• _Task instructions_:
Extract every record, keeping each one exactly as it is.
** Begin Records to use **
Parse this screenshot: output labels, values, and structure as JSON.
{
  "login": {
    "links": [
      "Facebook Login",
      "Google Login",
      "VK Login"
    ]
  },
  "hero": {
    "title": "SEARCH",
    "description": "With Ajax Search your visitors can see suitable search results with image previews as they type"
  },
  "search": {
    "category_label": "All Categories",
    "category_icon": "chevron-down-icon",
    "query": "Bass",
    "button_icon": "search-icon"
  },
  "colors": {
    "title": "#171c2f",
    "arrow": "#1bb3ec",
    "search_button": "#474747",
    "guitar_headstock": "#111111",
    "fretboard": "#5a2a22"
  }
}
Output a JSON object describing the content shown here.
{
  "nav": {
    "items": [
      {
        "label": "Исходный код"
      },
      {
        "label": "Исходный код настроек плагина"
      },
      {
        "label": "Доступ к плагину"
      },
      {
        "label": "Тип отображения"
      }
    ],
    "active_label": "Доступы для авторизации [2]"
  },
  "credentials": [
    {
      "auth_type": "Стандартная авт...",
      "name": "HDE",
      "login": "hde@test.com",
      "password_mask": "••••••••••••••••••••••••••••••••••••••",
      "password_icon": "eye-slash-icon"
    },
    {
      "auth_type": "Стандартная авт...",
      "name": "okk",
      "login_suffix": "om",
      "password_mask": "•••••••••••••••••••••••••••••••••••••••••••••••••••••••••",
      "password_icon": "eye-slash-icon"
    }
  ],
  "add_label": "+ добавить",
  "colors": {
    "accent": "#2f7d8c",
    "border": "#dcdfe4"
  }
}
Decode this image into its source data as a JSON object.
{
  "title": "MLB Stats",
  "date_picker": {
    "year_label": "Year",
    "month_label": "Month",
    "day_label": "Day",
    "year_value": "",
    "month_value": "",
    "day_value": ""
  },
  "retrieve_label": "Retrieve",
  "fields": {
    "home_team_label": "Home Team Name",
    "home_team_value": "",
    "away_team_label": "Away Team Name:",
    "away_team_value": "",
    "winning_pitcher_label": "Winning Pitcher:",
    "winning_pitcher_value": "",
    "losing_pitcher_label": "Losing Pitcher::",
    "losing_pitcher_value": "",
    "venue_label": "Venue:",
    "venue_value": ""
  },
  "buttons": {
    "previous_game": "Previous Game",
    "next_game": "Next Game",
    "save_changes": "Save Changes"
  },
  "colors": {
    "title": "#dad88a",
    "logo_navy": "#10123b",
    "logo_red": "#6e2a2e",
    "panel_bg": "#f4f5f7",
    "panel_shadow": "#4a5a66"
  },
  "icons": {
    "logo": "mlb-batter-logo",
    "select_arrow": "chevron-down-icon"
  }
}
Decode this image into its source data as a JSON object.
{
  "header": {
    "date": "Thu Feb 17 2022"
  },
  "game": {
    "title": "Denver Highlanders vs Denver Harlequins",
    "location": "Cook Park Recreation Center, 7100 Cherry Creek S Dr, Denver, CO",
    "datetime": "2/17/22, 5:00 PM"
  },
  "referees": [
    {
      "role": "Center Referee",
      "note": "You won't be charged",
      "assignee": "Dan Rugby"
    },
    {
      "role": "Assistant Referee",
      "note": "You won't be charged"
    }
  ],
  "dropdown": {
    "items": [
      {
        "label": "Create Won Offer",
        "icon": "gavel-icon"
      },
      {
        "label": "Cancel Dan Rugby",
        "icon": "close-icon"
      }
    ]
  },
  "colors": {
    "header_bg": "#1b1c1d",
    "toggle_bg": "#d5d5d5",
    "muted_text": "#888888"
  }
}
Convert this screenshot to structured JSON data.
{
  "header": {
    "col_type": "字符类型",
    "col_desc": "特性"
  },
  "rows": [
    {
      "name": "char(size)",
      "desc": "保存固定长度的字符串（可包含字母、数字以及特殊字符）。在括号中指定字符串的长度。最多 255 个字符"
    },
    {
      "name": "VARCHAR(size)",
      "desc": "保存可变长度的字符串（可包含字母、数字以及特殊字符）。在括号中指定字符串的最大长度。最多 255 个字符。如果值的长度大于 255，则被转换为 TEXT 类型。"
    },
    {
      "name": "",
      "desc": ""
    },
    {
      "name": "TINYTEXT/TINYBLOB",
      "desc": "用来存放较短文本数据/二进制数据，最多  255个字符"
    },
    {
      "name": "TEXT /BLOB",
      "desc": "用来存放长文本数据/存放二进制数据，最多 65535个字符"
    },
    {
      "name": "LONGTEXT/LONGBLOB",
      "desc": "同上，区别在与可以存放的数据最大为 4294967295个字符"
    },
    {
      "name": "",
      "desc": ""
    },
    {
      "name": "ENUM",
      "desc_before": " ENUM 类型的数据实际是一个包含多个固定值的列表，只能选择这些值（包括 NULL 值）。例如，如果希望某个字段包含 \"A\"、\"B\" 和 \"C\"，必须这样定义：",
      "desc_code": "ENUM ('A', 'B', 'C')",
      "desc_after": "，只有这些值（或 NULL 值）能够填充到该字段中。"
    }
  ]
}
** End Records to use **
• _Full response_:
Parse this screenshot: output labels, values, and structure as JSON.
{
  "login": {
    "links": [
      "Facebook Login",
      "Google Login",
      "VK Login"
    ]
  },
  "hero": {
    "title": "SEARCH",
    "description": "With Ajax Search your visitors can see suitable search results with image previews as they type"
  },
  "search": {
    "category_label": "All Categories",
    "category_icon": "chevron-down-icon",
    "query": "Bass",
    "button_icon": "search-icon"
  },
  "colors": {
    "title": "#171c2f",
    "arrow": "#1bb3ec",
    "search_button": "#474747",
    "guitar_headstock": "#111111",
    "fretboard": "#5a2a22"
  }
}
Output a JSON object describing the content shown here.
{
  "nav": {
    "items": [
      {
        "label": "Исходный код"
      },
      {
        "label": "Исходный код настроек плагина"
      },
      {
        "label": "Доступ к плагину"
      },
      {
        "label": "Тип отображения"
      }
    ],
    "active_label": "Доступы для авторизации [2]"
  },
  "credentials": [
    {
      "auth_type": "Стандартная авт...",
      "name": "HDE",
      "login": "hde@test.com",
      "password_mask": "••••••••••••••••••••••••••••••••••••••",
      "password_icon": "eye-slash-icon"
    },
    {
      "auth_type": "Стандартная авт...",
      "name": "okk",
      "login_suffix": "om",
      "password_mask": "•••••••••••••••••••••••••••••••••••••••••••••••••••••••••",
      "password_icon": "eye-slash-icon"
    }
  ],
  "add_label": "+ добавить",
  "colors": {
    "accent": "#2f7d8c",
    "border": "#dcdfe4"
  }
}
Decode this image into its source data as a JSON object.
{
  "title": "MLB Stats",
  "date_picker": {
    "year_label": "Year",
    "month_label": "Month",
    "day_label": "Day",
    "year_value": "",
    "month_value": "",
    "day_value": ""
  },
  "retrieve_label": "Retrieve",
  "fields": {
    "home_team_label": "Home Team Name",
    "home_team_value": "",
    "away_team_label": "Away Team Name:",
    "away_team_value": "",
    "winning_pitcher_label": "Winning Pitcher:",
    "winning_pitcher_value": "",
    "losing_pitcher_label": "Losing Pitcher::",
    "losing_pitcher_value": "",
    "venue_label": "Venue:",
    "venue_value": ""
  },
  "buttons": {
    "previous_game": "Previous Game",
    "next_game": "Next Game",
    "save_changes": "Save Changes"
  },
  "colors": {
    "title": "#dad88a",
    "logo_navy": "#10123b",
    "logo_red": "#6e2a2e",
    "panel_bg": "#f4f5f7",
    "panel_shadow": "#4a5a66"
  },
  "icons": {
    "logo": "mlb-batter-logo",
    "select_arrow": "chevron-down-icon"
  }
}
Decode this image into its source data as a JSON object.
{
  "header": {
    "date": "Thu Feb 17 2022"
  },
  "game": {
    "title": "Denver Highlanders vs Denver Harlequins",
    "location": "Cook Park Recreation Center, 7100 Cherry Creek S Dr, Denver, CO",
    "datetime": "2/17/22, 5:00 PM"
  },
  "referees": [
    {
      "role": "Center Referee",
      "note": "You won't be charged",
      "assignee": "Dan Rugby"
    },
    {
      "role": "Assistant Referee",
      "note": "You won't be charged"
    }
  ],
  "dropdown": {
    "items": [
      {
        "label": "Create Won Offer",
        "icon": "gavel-icon"
      },
      {
        "label": "Cancel Dan Rugby",
        "icon": "close-icon"
      }
    ]
  },
  "colors": {
    "header_bg": "#1b1c1d",
    "toggle_bg": "#d5d5d5",
    "muted_text": "#888888"
  }
}
Convert this screenshot to structured JSON data.
{
  "header": {
    "col_type": "字符类型",
    "col_desc": "特性"
  },
  "rows": [
    {
      "name": "char(size)",
      "desc": "保存固定长度的字符串（可包含字母、数字以及特殊字符）。在括号中指定字符串的长度。最多 255 个字符"
    },
    {
      "name": "VARCHAR(size)",
      "desc": "保存可变长度的字符串（可包含字母、数字以及特殊字符）。在括号中指定字符串的最大长度。最多 255 个字符。如果值的长度大于 255，则被转换为 TEXT 类型。"
    },
    {
      "name": "",
      "desc": ""
    },
    {
      "name": "TINYTEXT/TINYBLOB",
      "desc": "用来存放较短文本数据/二进制数据，最多  255个字符"
    },
    {
      "name": "TEXT /BLOB",
      "desc": "用来存放长文本数据/存放二进制数据，最多 65535个字符"
    },
    {
      "name": "LONGTEXT/LONGBLOB",
      "desc": "同上，区别在与可以存放的数据最大为 4294967295个字符"
    },
    {
      "name": "",
      "desc": ""
    },
    {
      "name": "ENUM",
      "desc_before": " ENUM 类型的数据实际是一个包含多个固定值的列表，只能选择这些值（包括 NULL 值）。例如，如果希望某个字段包含 \"A\"、\"B\" 和 \"C\"，必须这样定义：",
      "desc_code": "ENUM ('A', 'B', 'C')",
      "desc_after": "，只有这些值（或 NULL 值）能够填充到该字段中。"
    }
  ]
}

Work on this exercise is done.